Exercise inputs:
====================

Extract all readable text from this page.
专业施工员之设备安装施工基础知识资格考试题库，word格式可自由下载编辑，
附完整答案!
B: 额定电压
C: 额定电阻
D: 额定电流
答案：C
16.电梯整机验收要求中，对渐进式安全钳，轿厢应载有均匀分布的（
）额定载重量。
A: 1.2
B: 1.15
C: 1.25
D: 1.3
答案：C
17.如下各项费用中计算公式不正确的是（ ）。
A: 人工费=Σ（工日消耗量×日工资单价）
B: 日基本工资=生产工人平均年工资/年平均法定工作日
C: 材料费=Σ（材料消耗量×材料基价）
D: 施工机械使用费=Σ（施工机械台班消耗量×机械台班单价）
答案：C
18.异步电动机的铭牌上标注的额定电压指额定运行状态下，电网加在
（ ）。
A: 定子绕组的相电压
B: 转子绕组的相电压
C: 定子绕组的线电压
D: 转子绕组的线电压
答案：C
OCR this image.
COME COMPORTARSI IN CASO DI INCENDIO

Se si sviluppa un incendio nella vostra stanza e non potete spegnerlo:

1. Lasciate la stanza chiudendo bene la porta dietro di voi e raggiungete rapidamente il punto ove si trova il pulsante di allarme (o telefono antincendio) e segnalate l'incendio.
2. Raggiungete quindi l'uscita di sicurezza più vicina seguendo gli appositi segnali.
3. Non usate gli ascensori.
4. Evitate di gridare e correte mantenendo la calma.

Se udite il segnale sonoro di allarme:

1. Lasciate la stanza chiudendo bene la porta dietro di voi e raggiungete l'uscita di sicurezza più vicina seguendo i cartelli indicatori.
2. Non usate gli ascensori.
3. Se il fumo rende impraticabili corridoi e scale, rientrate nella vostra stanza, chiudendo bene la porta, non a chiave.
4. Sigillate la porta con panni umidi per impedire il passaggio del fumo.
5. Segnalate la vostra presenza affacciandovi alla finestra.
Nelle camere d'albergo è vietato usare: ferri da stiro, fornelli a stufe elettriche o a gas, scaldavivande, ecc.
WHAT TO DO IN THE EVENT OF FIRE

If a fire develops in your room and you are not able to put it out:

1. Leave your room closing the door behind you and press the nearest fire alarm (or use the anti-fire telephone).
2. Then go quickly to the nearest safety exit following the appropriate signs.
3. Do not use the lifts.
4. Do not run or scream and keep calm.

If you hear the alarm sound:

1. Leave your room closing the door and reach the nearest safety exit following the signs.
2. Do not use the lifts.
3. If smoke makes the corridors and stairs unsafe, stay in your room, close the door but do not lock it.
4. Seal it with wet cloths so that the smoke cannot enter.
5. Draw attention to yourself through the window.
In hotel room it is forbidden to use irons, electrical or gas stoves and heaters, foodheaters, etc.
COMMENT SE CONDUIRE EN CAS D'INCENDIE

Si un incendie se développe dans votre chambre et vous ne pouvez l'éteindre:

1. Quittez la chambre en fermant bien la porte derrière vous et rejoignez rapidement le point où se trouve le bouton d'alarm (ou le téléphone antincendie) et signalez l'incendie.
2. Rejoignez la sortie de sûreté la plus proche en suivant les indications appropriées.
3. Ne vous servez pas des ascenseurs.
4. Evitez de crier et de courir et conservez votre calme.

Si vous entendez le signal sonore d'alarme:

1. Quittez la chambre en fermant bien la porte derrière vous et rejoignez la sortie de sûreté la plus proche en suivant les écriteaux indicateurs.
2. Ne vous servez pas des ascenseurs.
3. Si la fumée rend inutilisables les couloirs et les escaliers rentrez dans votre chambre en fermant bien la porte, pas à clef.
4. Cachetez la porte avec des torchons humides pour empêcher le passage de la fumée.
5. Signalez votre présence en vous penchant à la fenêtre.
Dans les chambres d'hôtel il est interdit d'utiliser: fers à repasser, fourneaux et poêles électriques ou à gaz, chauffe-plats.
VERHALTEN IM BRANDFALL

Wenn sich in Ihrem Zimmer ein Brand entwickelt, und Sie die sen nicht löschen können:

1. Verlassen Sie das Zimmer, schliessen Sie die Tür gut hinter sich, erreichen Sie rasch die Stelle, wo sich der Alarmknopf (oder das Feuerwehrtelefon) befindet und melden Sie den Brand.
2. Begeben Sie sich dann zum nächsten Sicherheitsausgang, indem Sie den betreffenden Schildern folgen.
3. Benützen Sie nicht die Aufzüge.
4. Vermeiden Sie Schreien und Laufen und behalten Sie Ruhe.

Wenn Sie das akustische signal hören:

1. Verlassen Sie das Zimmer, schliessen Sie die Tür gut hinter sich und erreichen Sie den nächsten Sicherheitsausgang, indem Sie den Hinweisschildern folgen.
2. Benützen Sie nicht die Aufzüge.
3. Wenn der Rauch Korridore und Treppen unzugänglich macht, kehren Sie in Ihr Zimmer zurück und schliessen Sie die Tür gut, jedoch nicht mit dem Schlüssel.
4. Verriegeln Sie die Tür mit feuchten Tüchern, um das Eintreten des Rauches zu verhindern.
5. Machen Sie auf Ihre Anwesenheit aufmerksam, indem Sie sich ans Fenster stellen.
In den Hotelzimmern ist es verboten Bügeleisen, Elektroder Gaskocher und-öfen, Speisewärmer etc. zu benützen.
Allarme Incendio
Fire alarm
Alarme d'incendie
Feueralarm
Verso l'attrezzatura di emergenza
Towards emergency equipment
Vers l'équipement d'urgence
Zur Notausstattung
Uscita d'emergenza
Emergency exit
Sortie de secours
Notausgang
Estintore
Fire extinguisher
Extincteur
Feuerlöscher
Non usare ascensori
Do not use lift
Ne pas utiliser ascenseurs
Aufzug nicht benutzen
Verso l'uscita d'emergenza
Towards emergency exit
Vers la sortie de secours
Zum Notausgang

====================

What needs to be done: Set out the complete listing exactly as shown.

Complete output:
Extract all readable text from this page.
专业施工员之设备安装施工基础知识资格考试题库，word格式可自由下载编辑，
附完整答案!
B: 额定电压
C: 额定电阻
D: 额定电流
答案：C
16.电梯整机验收要求中，对渐进式安全钳，轿厢应载有均匀分布的（
）额定载重量。
A: 1.2
B: 1.15
C: 1.25
D: 1.3
答案：C
17.如下各项费用中计算公式不正确的是（ ）。
A: 人工费=Σ（工日消耗量×日工资单价）
B: 日基本工资=生产工人平均年工资/年平均法定工作日
C: 材料费=Σ（材料消耗量×材料基价）
D: 施工机械使用费=Σ（施工机械台班消耗量×机械台班单价）
答案：C
18.异步电动机的铭牌上标注的额定电压指额定运行状态下，电网加在
（ ）。
A: 定子绕组的相电压
B: 转子绕组的相电压
C: 定子绕组的线电压
D: 转子绕组的线电压
答案：C
OCR this image.
COME COMPORTARSI IN CASO DI INCENDIO

Se si sviluppa un incendio nella vostra stanza e non potete spegnerlo:

1. Lasciate la stanza chiudendo bene la porta dietro di voi e raggiungete rapidamente il punto ove si trova il pulsante di allarme (o telefono antincendio) e segnalate l'incendio.
2. Raggiungete quindi l'uscita di sicurezza più vicina seguendo gli appositi segnali.
3. Non usate gli ascensori.
4. Evitate di gridare e correte mantenendo la calma.

Se udite il segnale sonoro di allarme:

1. Lasciate la stanza chiudendo bene la porta dietro di voi e raggiungete l'uscita di sicurezza più vicina seguendo i cartelli indicatori.
2. Non usate gli ascensori.
3. Se il fumo rende impraticabili corridoi e scale, rientrate nella vostra stanza, chiudendo bene la porta, non a chiave.
4. Sigillate la porta con panni umidi per impedire il passaggio del fumo.
5. Segnalate la vostra presenza affacciandovi alla finestra.
Nelle camere d'albergo è vietato usare: ferri da stiro, fornelli a stufe elettriche o a gas, scaldavivande, ecc.
WHAT TO DO IN THE EVENT OF FIRE

If a fire develops in your room and you are not able to put it out:

1. Leave your room closing the door behind you and press the nearest fire alarm (or use the anti-fire telephone).
2. Then go quickly to the nearest safety exit following the appropriate signs.
3. Do not use the lifts.
4. Do not run or scream and keep calm.

If you hear the alarm sound:

1. Leave your room closing the door and reach the nearest safety exit following the signs.
2. Do not use the lifts.
3. If smoke makes the corridors and stairs unsafe, stay in your room, close the door but do not lock it.
4. Seal it with wet cloths so that the smoke cannot enter.
5. Draw attention to yourself through the window.
In hotel room it is forbidden to use irons, electrical or gas stoves and heaters, foodheaters, etc.
COMMENT SE CONDUIRE EN CAS D'INCENDIE

Si un incendie se développe dans votre chambre et vous ne pouvez l'éteindre:

1. Quittez la chambre en fermant bien la porte derrière vous et rejoignez rapidement le point où se trouve le bouton d'alarm (ou le téléphone antincendie) et signalez l'incendie.
2. Rejoignez la sortie de sûreté la plus proche en suivant les indications appropriées.
3. Ne vous servez pas des ascenseurs.
4. Evitez de crier et de courir et conservez votre calme.

Si vous entendez le signal sonore d'alarme:

1. Quittez la chambre en fermant bien la porte derrière vous et rejoignez la sortie de sûreté la plus proche en suivant les écriteaux indicateurs.
2. Ne vous servez pas des ascenseurs.
3. Si la fumée rend inutilisables les couloirs et les escaliers rentrez dans votre chambre en fermant bien la porte, pas à clef.
4. Cachetez la porte avec des torchons humides pour empêcher le passage de la fumée.
5. Signalez votre présence en vous penchant à la fenêtre.
Dans les chambres d'hôtel il est interdit d'utiliser: fers à repasser, fourneaux et poêles électriques ou à gaz, chauffe-plats.
VERHALTEN IM BRANDFALL

Wenn sich in Ihrem Zimmer ein Brand entwickelt, und Sie die sen nicht löschen können:

1. Verlassen Sie das Zimmer, schliessen Sie die Tür gut hinter sich, erreichen Sie rasch die Stelle, wo sich der Alarmknopf (oder das Feuerwehrtelefon) befindet und melden Sie den Brand.
2. Begeben Sie sich dann zum nächsten Sicherheitsausgang, indem Sie den betreffenden Schildern folgen.
3. Benützen Sie nicht die Aufzüge.
4. Vermeiden Sie Schreien und Laufen und behalten Sie Ruhe.

Wenn Sie das akustische signal hören:

1. Verlassen Sie das Zimmer, schliessen Sie die Tür gut hinter sich und erreichen Sie den nächsten Sicherheitsausgang, indem Sie den Hinweisschildern folgen.
2. Benützen Sie nicht die Aufzüge.
3. Wenn der Rauch Korridore und Treppen unzugänglich macht, kehren Sie in Ihr Zimmer zurück und schliessen Sie die Tür gut, jedoch nicht mit dem Schlüssel.
4. Verriegeln Sie die Tür mit feuchten Tüchern, um das Eintreten des Rauches zu verhindern.
5. Machen Sie auf Ihre Anwesenheit aufmerksam, indem Sie sich ans Fenster stellen.
In den Hotelzimmern ist es verboten Bügeleisen, Elektroder Gaskocher und-öfen, Speisewärmer etc. zu benützen.
Allarme Incendio
Fire alarm
Alarme d'incendie
Feueralarm
Verso l'attrezzatura di emergenza
Towards emergency equipment
Vers l'équipement d'urgence
Zur Notausstattung
Uscita d'emergenza
Emergency exit
Sortie de secours
Notausgang
Estintore
Fire extinguisher
Extincteur
Feuerlöscher
Non usare ascensori
Do not use lift
Ne pas utiliser ascenseurs
Aufzug nicht benutzen
Verso l'uscita d'emergenza
Towards emergency exit
Vers la sortie de secours
Zum Notausgang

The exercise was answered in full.